> [Aufgaben]:
a – Schreiben Sie aus dem Lesetext den Abschnitt von „13.30 Uhr Nachdem“ bis „am Ausgang aufzusuchen.“ wortgetreu ab.
b – Entscheiden Sie für jede Aussage mit Ja oder Nein, ob sie mit dem Lesetext übereinstimmt, und führen Sie jeweils den ausschlaggebenden Wortlaut als genaues Zitat an: (i) Granville Redmond wurde 1871 in Philadelphia geboren. (ii) An den Besuch bei Herrn Greenberg wird durch ein Tippen auf ein Mobiltelefon erinnert. (iii) Edelbert schlägt vor, vor diesem Besuch in der Kantine des Museums einzukehren.

> [Lesetext]:
▶

12.45 Uhr Kurz nach der Mittagszeit finden wir uns im
Obergeschoss wieder und sehen uns Kunstwerke bekannter amerikanischer
Maler an. Unter anderem verweile ich einige Minuten vor einem
Landschaftsbild des im Jahre 1871 in Philadelphia, PA geborenen
Künstlers Granville Redmond und erfahre, dass der gute Mann die
Stilrichtung des "Tonalismus" salonfähig gemacht hat. Edelbert ist
bestens informiert und erklärt, dass nordamerikanische Künstler um 1900
damit begannen, Landschaften in einem übergreifende Ton farbiger
Atmosphäre oder in Dunst zu malen - wie aufregend.
13.30 Uhr Nachdem wir zerbrochene Gipskübel aus China bestaunt
und Schwarz-Weiss Photos aus längst vergangenen Epochen begutachtet
haben, tippe ich auf meine Schweizer Armbanduhr und erinnere daran, dass
wir Herrn Greenberg besuchen müssen. Edelbert reibt sich die Hände und
schlägt vor, dass wir vorher in die museumseigene Kantine einkehren und
uns stärken sollten
- welch gute Idee. Plaudernd steigen wir in den Lift ein und
fahren ruckzuck ins Parterre, um die Wirtschaft am Ausgang aufzusuchen.

◀

> [Datensätze]:
▶

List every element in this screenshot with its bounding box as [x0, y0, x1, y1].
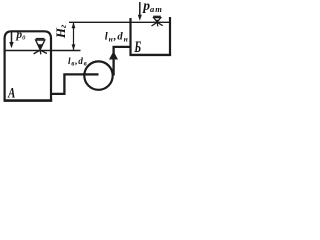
svg-text:lн,dн: lн,dн [105, 32, 129, 44]
discharge pipe [114, 47, 131, 76]
discharge arrowhead [109, 51, 118, 59]
arrow p0 [9, 32, 13, 49]
pump circle [84, 61, 112, 89]
dimension line Hg [72, 22, 76, 50]
water level line tank A [5, 50, 81, 52]
tank B bottom [130, 54, 172, 56]
tank B left wall [129, 18, 131, 56]
water level mark tank B [152, 16, 163, 26]
top reference line / tank B water level [69, 21, 170, 23]
svg-text:Б: Б [134, 39, 142, 56]
svg-text:A: A [7, 86, 15, 102]
suction line into pump center [83, 73, 99, 75]
tank A shell [5, 31, 51, 101]
tank B right wall [169, 17, 171, 56]
tank A bottom [4, 99, 53, 102]
arrow p_atm [138, 2, 142, 21]
suction pipe [52, 74, 99, 94]
water level mark tank A [34, 39, 47, 55]
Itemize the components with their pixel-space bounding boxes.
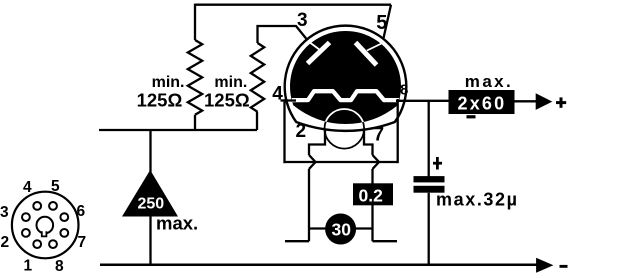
- pin label 5: [376, 12, 387, 34]
- svg-text:30: 30: [332, 219, 352, 239]
- wire left resistor bottom lead: [194, 115, 196, 130]
- anode plate (pin 3 side): [308, 43, 330, 64]
- svg-text:6: 6: [77, 203, 86, 220]
- wire right resistor bottom lead: [256, 112, 258, 130]
- svg-text:min.: min.: [152, 74, 185, 91]
- output arrow + terminal: [536, 93, 553, 110]
- anode plate (pin 5 side): [356, 43, 377, 66]
- wire 30 left stub: [309, 227, 328, 229]
- socket pin 8: [49, 240, 57, 248]
- svg-text:250: 250: [138, 196, 165, 213]
- heater filament circle (lower black part): [325, 109, 365, 149]
- socket pin 1: [33, 240, 41, 248]
- pin label 7: [374, 124, 385, 145]
- socket pin label 1: [24, 258, 33, 275]
- wire C1 bottom lead: [428, 193, 430, 265]
- label + polarity of C1: [433, 162, 442, 165]
- svg-text:2x60: 2x60: [458, 93, 507, 113]
- socket pin 3: [22, 213, 30, 221]
- svg-text:125Ω: 125Ω: [137, 90, 183, 111]
- svg-text:5: 5: [376, 12, 387, 34]
- socket pin 7: [60, 229, 68, 237]
- wire strap rail pins 4-8: [283, 161, 397, 163]
- svg-text:3: 3: [0, 204, 9, 221]
- wire left resistor top lead: [194, 4, 196, 40]
- socket pin 4: [33, 202, 41, 210]
- wire pin 4 vertical: [283, 99, 285, 163]
- wire input rail A: [99, 129, 257, 131]
- socket pin label 4: [23, 179, 32, 196]
- cathode (double hump line): [292, 91, 399, 100]
- svg-text:3: 3: [297, 10, 308, 31]
- wire heater lead right (pin 7): [364, 130, 373, 155]
- wire top rail (anode supply): [195, 4, 391, 6]
- svg-text:8: 8: [55, 258, 64, 275]
- socket pin label 2: [1, 234, 10, 251]
- svg-text:max.: max.: [156, 213, 198, 234]
- wire pin 8 lead to output: [396, 100, 449, 102]
- wire crossover hop right: [373, 155, 380, 169]
- svg-text:5: 5: [51, 178, 60, 195]
- socket pin label 6: [77, 203, 86, 220]
- tube V1 envelope outline: [285, 26, 407, 131]
- svg-text:min.: min.: [214, 74, 247, 91]
- voltage indicator 250 V max (triangle): [122, 170, 178, 217]
- wire box to output arrow: [515, 100, 538, 102]
- svg-text:125Ω: 125Ω: [204, 90, 250, 111]
- capacitor C1 reservoir plate bottom: [414, 186, 445, 193]
- value label min. 125 ohm (R2): [204, 74, 250, 111]
- capacitor C1 reservoir plate top: [414, 176, 445, 182]
- socket pin label 3: [0, 204, 9, 221]
- svg-text:max.: max.: [465, 72, 513, 91]
- socket pin label 5: [51, 178, 60, 195]
- current rating box max 2x60: [449, 90, 515, 114]
- output arrow - terminal: [536, 258, 553, 273]
- wire bottom rail (negative): [100, 263, 537, 266]
- pin label 2: [296, 121, 307, 142]
- svg-text:8: 8: [400, 82, 408, 99]
- tube V1 inner disc: [290, 31, 401, 124]
- svg-text:1: 1: [24, 258, 33, 275]
- wire heater winding stub left: [285, 240, 309, 242]
- svg-text:0.2: 0.2: [359, 185, 384, 205]
- wire top rail to pin 5: [382, 5, 392, 47]
- value label max. 32 uF: [436, 190, 519, 210]
- svg-text:7: 7: [374, 124, 385, 145]
- socket pin label 7: [78, 234, 87, 251]
- capacitor C2 value 0.2 (black box): [353, 183, 393, 205]
- wire R2 to pin 3: [258, 26, 314, 47]
- wire pin 4 lead: [281, 99, 297, 101]
- socket center spigot: [37, 217, 54, 234]
- socket pin 5: [49, 202, 57, 210]
- wire heater lead right lower: [371, 169, 373, 241]
- wire heater winding stub right: [373, 240, 398, 242]
- resistor R1 (min. 125 ohm, left): [188, 40, 202, 115]
- pin label 3: [297, 10, 308, 31]
- svg-text:7: 7: [78, 234, 87, 251]
- wire heater lead left (pin 2): [309, 130, 325, 155]
- svg-text:max.32µ: max.32µ: [436, 190, 519, 210]
- svg-text:2: 2: [296, 121, 307, 142]
- resistor R2 (min. 125 ohm, right): [251, 43, 264, 112]
- socket pin 2: [22, 229, 30, 237]
- svg-text:4: 4: [23, 179, 32, 196]
- wire triangle drop upper: [149, 130, 151, 172]
- pin label 8: [400, 82, 408, 99]
- wire output junction vertical: [428, 100, 430, 177]
- wire triangle drop lower: [149, 217, 151, 265]
- value label min. 125 ohm (R1): [137, 74, 185, 111]
- heater indicator 30 (black circle): [325, 214, 356, 245]
- pin label 4: [272, 83, 283, 104]
- print artifact tick below box: [467, 115, 476, 118]
- socket key notch: [42, 231, 47, 236]
- wire 30 right stub: [354, 227, 373, 229]
- svg-text:2: 2: [1, 234, 10, 251]
- wire pin 8 vertical: [397, 99, 399, 163]
- wire pin 5 continuation on disc (white): [367, 44, 382, 51]
- socket pin label 8: [55, 258, 64, 275]
- socket base outline (bottom view): [12, 192, 79, 259]
- wire crossover hop left: [309, 155, 316, 169]
- socket pin 6: [60, 213, 68, 221]
- wire heater lead left lower: [308, 169, 310, 241]
- wire pin 3 continuation on disc (white): [309, 42, 323, 52]
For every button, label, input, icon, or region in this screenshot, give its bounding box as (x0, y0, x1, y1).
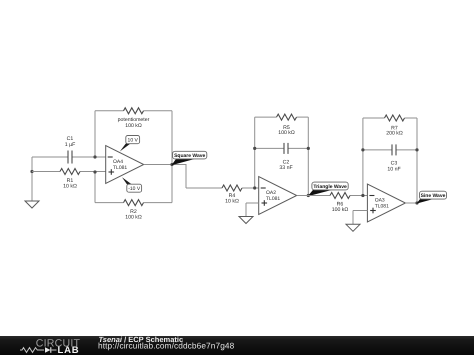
svg-text:Sine Wave: Sine Wave (421, 193, 446, 199)
op-amp U3 OA3 (367, 184, 405, 222)
svg-text:Triangle Wave: Triangle Wave (313, 184, 347, 190)
svg-text:-10 V: -10 V (128, 186, 141, 192)
node: integrator feedback taps (253, 147, 310, 190)
svg-text:TL081: TL081 (113, 165, 127, 171)
resistor R5 (255, 114, 309, 148)
capacitor C1 (32, 136, 106, 163)
resistor R2 (95, 165, 172, 221)
svg-text:100 kΩ: 100 kΩ (332, 207, 349, 213)
svg-text:200 kΩ: 200 kΩ (386, 131, 403, 137)
footer url (98, 341, 235, 351)
svg-text:100 kΩ: 100 kΩ (278, 130, 295, 136)
svg-text:TL081: TL081 (266, 196, 280, 202)
resistor R4 (186, 185, 259, 204)
node: feedback taps at OA4 inputs (93, 155, 96, 173)
svg-text:100 kΩ: 100 kΩ (125, 215, 142, 221)
svg-text:33 nF: 33 nF (279, 165, 292, 171)
op-amp U1 OA4 (106, 146, 144, 184)
net flag Triangle Wave (308, 182, 348, 196)
ground (346, 211, 367, 232)
svg-text:1 µF: 1 µF (65, 142, 75, 148)
ground (239, 203, 259, 224)
node: R1 tap on ground rail (30, 170, 33, 173)
svg-text:TL081: TL081 (375, 203, 389, 209)
resistor R7 (363, 115, 417, 150)
svg-text:10 kΩ: 10 kΩ (63, 184, 77, 190)
svg-text:Square Wave: Square Wave (174, 153, 205, 159)
node: sine wave net (415, 201, 418, 204)
svg-text:10 V: 10 V (128, 138, 139, 144)
svg-text:100 kΩ: 100 kΩ (125, 123, 142, 129)
svg-text:http://circuitlab.com/cddcb6e7: http://circuitlab.com/cddcb6e7n7g48 (98, 341, 235, 351)
svg-text:LAB: LAB (58, 345, 80, 355)
svg-text:10 nF: 10 nF (387, 167, 400, 173)
node: sine stage feedback taps (361, 148, 418, 197)
wire: OA3 output (405, 202, 417, 204)
power -10 V (122, 177, 142, 192)
op-amp U2 OA2 (259, 177, 297, 215)
power +10 V (120, 136, 140, 152)
CircuitLab logo (20, 337, 80, 355)
svg-text:10 kΩ: 10 kΩ (225, 198, 239, 204)
ground (25, 157, 39, 208)
node: square wave net (170, 163, 173, 166)
capacitor C3 (363, 144, 417, 203)
resistor R6 (297, 193, 368, 213)
net flag Sine Wave (417, 191, 447, 203)
potentiometer (100 k feedback) (95, 108, 172, 165)
wire: OA4 output to integrator (144, 165, 186, 189)
node: triangle wave net (307, 194, 310, 197)
capacitor C2 (255, 143, 309, 196)
footer title (99, 335, 184, 344)
resistor R1 (32, 169, 106, 190)
net flag Square Wave (172, 151, 207, 165)
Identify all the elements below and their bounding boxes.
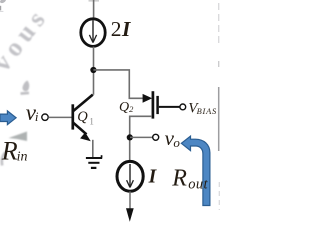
base wire xyxy=(48,116,71,118)
wire junction to Q2 source xyxy=(93,70,143,98)
vi terminal xyxy=(42,114,48,120)
wire to vo terminal xyxy=(130,136,153,138)
svg-text:in: in xyxy=(17,150,28,165)
svg-text:R: R xyxy=(1,137,18,166)
wire current source to junction and collector xyxy=(93,47,95,95)
svg-text:R: R xyxy=(171,166,187,192)
top rail stub xyxy=(89,0,100,2)
input arrow Rin xyxy=(0,111,16,125)
output resistance arrow Rout xyxy=(181,136,210,205)
svg-text:out: out xyxy=(188,177,208,193)
right edge brace line xyxy=(218,3,221,210)
current source I xyxy=(117,161,143,191)
Q2 drain lead xyxy=(130,116,152,162)
output node dot xyxy=(127,134,133,140)
Q1 collector xyxy=(73,95,93,112)
VBIAS terminal xyxy=(180,104,186,110)
svg-text:1: 1 xyxy=(89,116,94,126)
bottom rail arrowhead xyxy=(126,208,134,222)
wire top to current source xyxy=(93,0,95,20)
watermark fragment comma xyxy=(20,81,29,95)
svg-text:o: o xyxy=(173,135,180,150)
svg-text:2I: 2I xyxy=(111,17,131,41)
svg-text:Q: Q xyxy=(77,109,88,125)
svg-text:vous: vous xyxy=(0,1,54,76)
svg-text:Q2: Q2 xyxy=(119,100,134,115)
transistor Q2 channel bar xyxy=(152,91,155,118)
Q2 source arrowhead xyxy=(143,94,153,103)
watermark letter fragment top edge xyxy=(0,0,7,4)
Q1 emitter xyxy=(73,122,87,134)
Q2 gate lead xyxy=(159,106,180,108)
watermark edge marks top-left corner xyxy=(0,6,3,12)
wire to bottom rail xyxy=(129,191,131,209)
svg-text:I: I xyxy=(148,167,158,188)
emitter wire xyxy=(92,140,94,158)
watermark wedge near Rin xyxy=(9,132,28,142)
svg-text:i: i xyxy=(35,109,39,124)
junction node dot xyxy=(90,67,96,73)
vo terminal xyxy=(153,134,159,140)
transistor Q1 base bar xyxy=(71,104,74,129)
Q1 emitter arrowhead xyxy=(80,132,91,141)
watermark arc bottom-left xyxy=(2,152,7,166)
ground xyxy=(86,155,102,168)
current source 2I xyxy=(81,19,105,47)
svg-text:BIAS: BIAS xyxy=(197,107,217,116)
transistor Q2 gate bar xyxy=(156,96,159,114)
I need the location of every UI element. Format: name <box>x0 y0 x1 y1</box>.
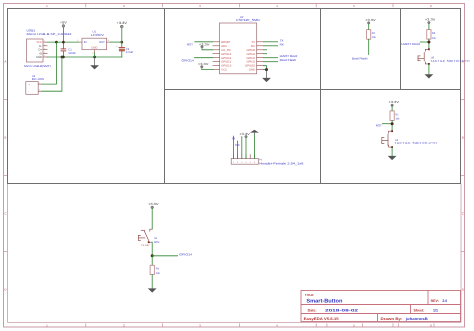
power +3.3V to VCC <box>198 62 213 70</box>
power +3.3V UART Boot pull-up <box>425 17 436 29</box>
wire GND <box>263 69 266 71</box>
svg-text:GND: GND <box>36 56 42 59</box>
wire P1 pin3 <box>241 137 243 159</box>
wire GPIO15 to GND <box>263 66 266 70</box>
svg-text:GND: GND <box>91 47 97 50</box>
svg-text:+3.3V: +3.3V <box>148 202 159 206</box>
junction GPIO14 node <box>151 254 154 257</box>
wire GPIO2 <box>263 61 277 63</box>
svg-text:TS-1187: TS-1187 <box>141 244 150 247</box>
svg-text:3: 3 <box>44 47 45 50</box>
svg-text:+3.3V: +3.3V <box>117 21 129 25</box>
wire RX <box>263 45 277 47</box>
svg-text:1: 1 <box>44 40 45 43</box>
wire RST label in <box>382 123 392 125</box>
svg-text:6: 6 <box>254 161 255 164</box>
resistor R4 10k <box>150 265 160 275</box>
wire GPIO5 stub <box>263 49 266 51</box>
svg-text:VCC: VCC <box>36 41 42 44</box>
connector USB1 Micro USB-B <box>24 28 72 68</box>
svg-text:Micro USB-B 5P_C40942: Micro USB-B 5P_C40942 <box>27 33 73 36</box>
svg-text:REV:: REV: <box>431 299 439 303</box>
wire U5 to ground <box>428 64 430 74</box>
svg-text:TACTILE SWITCH-PTH: TACTILE SWITCH-PTH <box>395 141 437 145</box>
svg-text:2: 2 <box>39 89 40 92</box>
svg-text:GPIO16: GPIO16 <box>221 53 231 56</box>
ground flipped on P1 pin6 <box>250 130 259 159</box>
wire GND rail <box>47 56 122 58</box>
svg-text:TX: TX <box>251 41 255 44</box>
resistor R1 10k <box>390 111 400 121</box>
svg-text:RX: RX <box>235 143 239 147</box>
switch U5 TACTILE SWITCH-PTH <box>418 48 430 64</box>
wire U1 OUT to +3.3V node <box>110 41 122 43</box>
wire GPIO4 stub <box>263 53 266 55</box>
pushbutton S1 BTN <box>138 229 152 243</box>
svg-text:+3.3V: +3.3V <box>389 100 400 104</box>
svg-text:RX: RX <box>251 45 255 48</box>
svg-text:+3.3V: +3.3V <box>239 132 250 136</box>
junction dots USB power <box>55 41 123 59</box>
svg-text:Boot Flash: Boot Flash <box>280 58 297 62</box>
svg-text:GPIO0: GPIO0 <box>246 57 255 60</box>
svg-text:2: 2 <box>44 43 45 46</box>
wire RESET <box>195 41 213 43</box>
section partition lines <box>8 9 461 184</box>
svg-text:Header-Female 2.54_1x6: Header-Female 2.54_1x6 <box>259 161 303 165</box>
svg-text:ID: ID <box>39 52 42 55</box>
svg-text:Boot Flash: Boot Flash <box>352 57 368 61</box>
svg-text:GPIO5: GPIO5 <box>246 49 255 52</box>
junction GPIO15/GND <box>265 68 268 71</box>
svg-text:RST: RST <box>376 124 382 128</box>
regulator U1 LF33CV <box>77 31 110 55</box>
wire U1 GND down <box>94 53 96 57</box>
ground button <box>148 288 157 292</box>
svg-text:Smart-Button: Smart-Button <box>306 298 342 304</box>
wire R2 to label <box>368 39 370 54</box>
svg-text:+3.3V: +3.3V <box>365 18 376 22</box>
connector U3 DC-005 <box>26 75 45 94</box>
svg-text:Drawn By:: Drawn By: <box>381 317 403 321</box>
svg-text:TX: TX <box>231 136 235 140</box>
svg-text:1/1: 1/1 <box>433 308 438 312</box>
wire P1 pin1 TX <box>232 136 234 158</box>
svg-text:DC-005: DC-005 <box>32 78 45 81</box>
svg-text:USB1: USB1 <box>27 28 36 32</box>
svg-text:GPIO15: GPIO15 <box>245 65 255 68</box>
module U2 ESP12F_SMD <box>213 16 264 74</box>
switch U4 TACTILE SWITCH-PTH <box>382 130 393 148</box>
wire DC-005 + to VCC <box>42 42 57 84</box>
svg-text:+3.3V: +3.3V <box>198 62 209 66</box>
power +5V <box>60 20 68 42</box>
svg-text:+3.3V: +3.3V <box>425 17 436 21</box>
svg-text:CH_PD: CH_PD <box>221 49 230 52</box>
wire U4 to ground <box>391 147 393 156</box>
power +3.3V RST pull-up <box>389 100 400 111</box>
svg-text:GPIO14: GPIO14 <box>221 57 231 60</box>
power +3.3V to CH_PD <box>199 43 213 50</box>
svg-text:johannesB: johannesB <box>405 317 429 321</box>
wire UART Boot label in <box>420 41 429 43</box>
svg-text:Micro USB-B(SMT): Micro USB-B(SMT) <box>24 65 51 68</box>
ground below U1 <box>90 57 99 69</box>
svg-text:B: B <box>462 136 464 140</box>
svg-text:LF33CV: LF33CV <box>91 33 104 37</box>
svg-text:2: 2 <box>237 161 238 164</box>
svg-text:Sheet:: Sheet: <box>414 308 425 312</box>
svg-text:VCC: VCC <box>221 69 227 72</box>
resistor R3 10k <box>427 30 437 40</box>
svg-text:EasyEDA V5.6.15: EasyEDA V5.6.15 <box>304 317 339 321</box>
svg-text:4: 4 <box>245 161 246 164</box>
ground RST switch <box>388 156 397 160</box>
svg-text:2018-08-02: 2018-08-02 <box>325 308 358 312</box>
svg-text:RESET: RESET <box>221 41 230 44</box>
svg-text:-: - <box>28 90 29 94</box>
svg-text:BTN: BTN <box>154 241 159 244</box>
svg-text:ESP12F_SMD: ESP12F_SMD <box>236 18 260 22</box>
junction RST node <box>391 122 394 125</box>
svg-text:GND: GND <box>249 69 255 72</box>
capacitor C2 2.2uF polarized <box>116 42 133 57</box>
power +3.3V Boot Flash pull-up <box>365 18 376 30</box>
svg-text:+3.3V: +3.3V <box>199 43 210 47</box>
power +3.3V button <box>148 202 159 229</box>
wire TX <box>263 41 277 43</box>
svg-text:GPIO4: GPIO4 <box>246 53 255 56</box>
svg-text:2.0: 2.0 <box>442 299 447 303</box>
wire P1 pin2 RX <box>237 141 239 159</box>
svg-text:GPIO2: GPIO2 <box>246 61 255 64</box>
power +3.3V on P1 pin4 <box>239 132 250 159</box>
svg-text:TITLE:: TITLE: <box>305 293 314 297</box>
svg-text:TACTILE SWITCH-PTH: TACTILE SWITCH-PTH <box>430 59 469 63</box>
svg-text:UART Boot: UART Boot <box>401 42 420 46</box>
ground ESP <box>262 70 271 83</box>
svg-text:RX: RX <box>280 42 284 46</box>
svg-text:4: 4 <box>44 51 45 54</box>
svg-text:5: 5 <box>250 161 251 164</box>
wire GPIO14 left <box>195 57 213 59</box>
svg-text:RST: RST <box>187 42 193 46</box>
svg-text:1: 1 <box>39 81 40 84</box>
svg-text:B: B <box>4 136 6 140</box>
svg-text:GPIO12: GPIO12 <box>221 61 231 64</box>
svg-text:5: 5 <box>44 55 45 58</box>
resistor R2 10k <box>367 30 377 40</box>
wire R4 to ground <box>151 275 153 289</box>
capacitor C1 100nF <box>61 42 76 57</box>
power +3.3V over C2 <box>117 21 129 42</box>
svg-text:3: 3 <box>241 161 242 164</box>
wire +5V rail <box>47 41 78 43</box>
junction UART node <box>427 41 430 44</box>
wire GPIO14 right <box>152 255 177 257</box>
svg-text:Date:: Date: <box>308 308 317 312</box>
wire node to R4 <box>151 256 153 265</box>
wire R3 to node <box>428 39 430 49</box>
ground UART switch <box>425 74 434 78</box>
svg-text:D-: D- <box>39 45 42 48</box>
svg-text:OUT: OUT <box>99 41 105 44</box>
wire R1 to node <box>391 120 393 131</box>
wire GPIO0 <box>263 57 277 59</box>
svg-text:IN: IN <box>84 41 87 44</box>
svg-text:+5V: +5V <box>60 20 68 24</box>
svg-text:A: A <box>4 60 6 64</box>
svg-text:1: 1 <box>233 161 234 164</box>
title block <box>301 291 461 322</box>
svg-text:GPIO14: GPIO14 <box>179 252 192 256</box>
svg-text:GPIO13: GPIO13 <box>221 65 231 68</box>
wire S1 to node <box>151 242 153 256</box>
svg-text:D+: D+ <box>38 49 42 52</box>
svg-text:2.2uF: 2.2uF <box>126 51 134 54</box>
connector P1 Header-Female 2.54_1x6 <box>231 155 304 166</box>
svg-text:ADC: ADC <box>221 45 227 48</box>
svg-text:100nF: 100nF <box>68 52 76 55</box>
svg-text:GPIO14: GPIO14 <box>182 58 195 62</box>
wire DC-005 - to GND <box>42 57 62 91</box>
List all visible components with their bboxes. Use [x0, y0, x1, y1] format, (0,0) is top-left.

◀

> [Schriftliche Antworten]:
a –
13.30 Uhr Nachdem wir zerbrochene Gipskübel aus China bestaunt
und Schwarz-Weiss Photos aus längst vergangenen Epochen begutachtet
haben, tippe ich auf meine Schweizer Armbanduhr und erinnere daran, dass
wir Herrn Greenberg besuchen müssen. Edelbert reibt sich die Hände und
schlägt vor, dass wir vorher in die museumseigene Kantine einkehren und
uns stärken sollten
- welch gute Idee. Plaudernd steigen wir in den Lift ein und
fahren ruckzuck ins Parterre, um die Wirtschaft am Ausgang aufzusuchen.

b –
(i) Ja: „des im Jahre 1871 in Philadelphia, PA geborenen Künstlers Granville Redmond“
(ii) Nein: „tippe ich auf meine Schweizer Armbanduhr“
(iii) Ja: „schlägt vor, dass wir vorher in die museumseigene Kantine einkehren“